--- Start ---
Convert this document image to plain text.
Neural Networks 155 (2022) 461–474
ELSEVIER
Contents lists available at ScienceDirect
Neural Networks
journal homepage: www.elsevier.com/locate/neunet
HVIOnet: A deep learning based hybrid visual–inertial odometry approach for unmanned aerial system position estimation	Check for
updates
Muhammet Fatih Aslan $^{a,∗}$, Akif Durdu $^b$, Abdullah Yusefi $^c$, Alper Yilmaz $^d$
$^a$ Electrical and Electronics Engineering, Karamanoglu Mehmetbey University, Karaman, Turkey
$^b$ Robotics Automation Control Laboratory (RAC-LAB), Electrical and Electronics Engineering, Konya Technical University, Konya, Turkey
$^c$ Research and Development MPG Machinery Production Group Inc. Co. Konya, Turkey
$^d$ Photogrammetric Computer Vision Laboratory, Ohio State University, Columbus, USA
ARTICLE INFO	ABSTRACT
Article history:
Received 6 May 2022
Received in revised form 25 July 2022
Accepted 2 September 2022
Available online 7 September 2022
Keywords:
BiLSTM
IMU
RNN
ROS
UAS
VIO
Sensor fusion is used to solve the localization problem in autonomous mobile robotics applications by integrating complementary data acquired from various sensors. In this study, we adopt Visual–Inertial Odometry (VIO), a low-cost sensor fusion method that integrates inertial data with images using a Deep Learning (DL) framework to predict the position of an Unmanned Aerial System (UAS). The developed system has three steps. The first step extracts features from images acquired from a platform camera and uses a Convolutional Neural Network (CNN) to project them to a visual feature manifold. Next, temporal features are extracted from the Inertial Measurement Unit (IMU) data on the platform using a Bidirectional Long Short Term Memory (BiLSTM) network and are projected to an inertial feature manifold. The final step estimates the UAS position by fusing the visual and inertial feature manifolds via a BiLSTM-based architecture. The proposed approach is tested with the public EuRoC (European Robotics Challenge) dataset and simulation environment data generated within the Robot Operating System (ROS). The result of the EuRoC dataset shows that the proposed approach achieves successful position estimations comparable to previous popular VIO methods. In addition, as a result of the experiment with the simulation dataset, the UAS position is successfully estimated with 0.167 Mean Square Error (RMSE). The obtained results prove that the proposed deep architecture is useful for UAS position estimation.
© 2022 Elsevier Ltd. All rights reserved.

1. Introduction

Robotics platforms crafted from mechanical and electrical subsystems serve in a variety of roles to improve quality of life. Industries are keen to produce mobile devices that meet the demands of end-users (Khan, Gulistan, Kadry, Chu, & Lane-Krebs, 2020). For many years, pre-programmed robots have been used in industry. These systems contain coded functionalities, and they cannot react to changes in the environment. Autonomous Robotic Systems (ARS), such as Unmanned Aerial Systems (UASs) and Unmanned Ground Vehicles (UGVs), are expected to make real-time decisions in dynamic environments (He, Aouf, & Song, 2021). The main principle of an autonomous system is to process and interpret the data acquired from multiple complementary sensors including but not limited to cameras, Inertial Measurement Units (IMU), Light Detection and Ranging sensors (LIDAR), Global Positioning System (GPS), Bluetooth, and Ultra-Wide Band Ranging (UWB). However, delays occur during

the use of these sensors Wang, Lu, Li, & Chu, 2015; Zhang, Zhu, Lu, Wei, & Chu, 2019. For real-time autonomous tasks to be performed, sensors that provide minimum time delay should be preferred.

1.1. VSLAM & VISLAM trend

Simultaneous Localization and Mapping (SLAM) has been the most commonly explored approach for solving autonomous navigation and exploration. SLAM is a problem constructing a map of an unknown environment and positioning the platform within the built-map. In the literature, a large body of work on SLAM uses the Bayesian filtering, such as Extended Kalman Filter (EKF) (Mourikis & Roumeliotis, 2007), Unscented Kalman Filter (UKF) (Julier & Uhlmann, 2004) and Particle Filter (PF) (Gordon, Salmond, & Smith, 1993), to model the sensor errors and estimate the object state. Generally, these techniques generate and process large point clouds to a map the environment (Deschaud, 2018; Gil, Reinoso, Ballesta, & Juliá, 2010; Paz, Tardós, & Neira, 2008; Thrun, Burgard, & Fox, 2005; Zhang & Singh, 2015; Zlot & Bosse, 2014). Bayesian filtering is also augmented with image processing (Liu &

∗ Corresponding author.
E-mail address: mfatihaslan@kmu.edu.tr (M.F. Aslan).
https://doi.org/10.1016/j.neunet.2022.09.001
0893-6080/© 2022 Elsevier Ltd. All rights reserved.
--- End ---
=== WHAT TO PRODUCE ===
Please restate the records in full, word for word.

=== RESULT OF THIS EXERCISE ===
Convert this document image to plain text.
Neural Networks 155 (2022) 461–474
ELSEVIER
Contents lists available at ScienceDirect
Neural Networks
journal homepage: www.elsevier.com/locate/neunet
HVIOnet: A deep learning based hybrid visual–inertial odometry approach for unmanned aerial system position estimation	Check for
updates
Muhammet Fatih Aslan $^{a,∗}$, Akif Durdu $^b$, Abdullah Yusefi $^c$, Alper Yilmaz $^d$
$^a$ Electrical and Electronics Engineering, Karamanoglu Mehmetbey University, Karaman, Turkey
$^b$ Robotics Automation Control Laboratory (RAC-LAB), Electrical and Electronics Engineering, Konya Technical University, Konya, Turkey
$^c$ Research and Development MPG Machinery Production Group Inc. Co. Konya, Turkey
$^d$ Photogrammetric Computer Vision Laboratory, Ohio State University, Columbus, USA
ARTICLE INFO	ABSTRACT
Article history:
Received 6 May 2022
Received in revised form 25 July 2022
Accepted 2 September 2022
Available online 7 September 2022
Keywords:
BiLSTM
IMU
RNN
ROS
UAS
VIO
Sensor fusion is used to solve the localization problem in autonomous mobile robotics applications by integrating complementary data acquired from various sensors. In this study, we adopt Visual–Inertial Odometry (VIO), a low-cost sensor fusion method that integrates inertial data with images using a Deep Learning (DL) framework to predict the position of an Unmanned Aerial System (UAS). The developed system has three steps. The first step extracts features from images acquired from a platform camera and uses a Convolutional Neural Network (CNN) to project them to a visual feature manifold. Next, temporal features are extracted from the Inertial Measurement Unit (IMU) data on the platform using a Bidirectional Long Short Term Memory (BiLSTM) network and are projected to an inertial feature manifold. The final step estimates the UAS position by fusing the visual and inertial feature manifolds via a BiLSTM-based architecture. The proposed approach is tested with the public EuRoC (European Robotics Challenge) dataset and simulation environment data generated within the Robot Operating System (ROS). The result of the EuRoC dataset shows that the proposed approach achieves successful position estimations comparable to previous popular VIO methods. In addition, as a result of the experiment with the simulation dataset, the UAS position is successfully estimated with 0.167 Mean Square Error (RMSE). The obtained results prove that the proposed deep architecture is useful for UAS position estimation.
© 2022 Elsevier Ltd. All rights reserved.

1. Introduction

Robotics platforms crafted from mechanical and electrical subsystems serve in a variety of roles to improve quality of life. Industries are keen to produce mobile devices that meet the demands of end-users (Khan, Gulistan, Kadry, Chu, & Lane-Krebs, 2020). For many years, pre-programmed robots have been used in industry. These systems contain coded functionalities, and they cannot react to changes in the environment. Autonomous Robotic Systems (ARS), such as Unmanned Aerial Systems (UASs) and Unmanned Ground Vehicles (UGVs), are expected to make real-time decisions in dynamic environments (He, Aouf, & Song, 2021). The main principle of an autonomous system is to process and interpret the data acquired from multiple complementary sensors including but not limited to cameras, Inertial Measurement Units (IMU), Light Detection and Ranging sensors (LIDAR), Global Positioning System (GPS), Bluetooth, and Ultra-Wide Band Ranging (UWB). However, delays occur during

the use of these sensors Wang, Lu, Li, & Chu, 2015; Zhang, Zhu, Lu, Wei, & Chu, 2019. For real-time autonomous tasks to be performed, sensors that provide minimum time delay should be preferred.

1.1. VSLAM & VISLAM trend

Simultaneous Localization and Mapping (SLAM) has been the most commonly explored approach for solving autonomous navigation and exploration. SLAM is a problem constructing a map of an unknown environment and positioning the platform within the built-map. In the literature, a large body of work on SLAM uses the Bayesian filtering, such as Extended Kalman Filter (EKF) (Mourikis & Roumeliotis, 2007), Unscented Kalman Filter (UKF) (Julier & Uhlmann, 2004) and Particle Filter (PF) (Gordon, Salmond, & Smith, 1993), to model the sensor errors and estimate the object state. Generally, these techniques generate and process large point clouds to a map the environment (Deschaud, 2018; Gil, Reinoso, Ballesta, & Juliá, 2010; Paz, Tardós, & Neira, 2008; Thrun, Burgard, & Fox, 2005; Zhang & Singh, 2015; Zlot & Bosse, 2014). Bayesian filtering is also augmented with image processing (Liu &

∗ Corresponding author.
E-mail address: mfatihaslan@kmu.edu.tr (M.F. Aslan).
https://doi.org/10.1016/j.neunet.2022.09.001
0893-6080/© 2022 Elsevier Ltd. All rights reserved.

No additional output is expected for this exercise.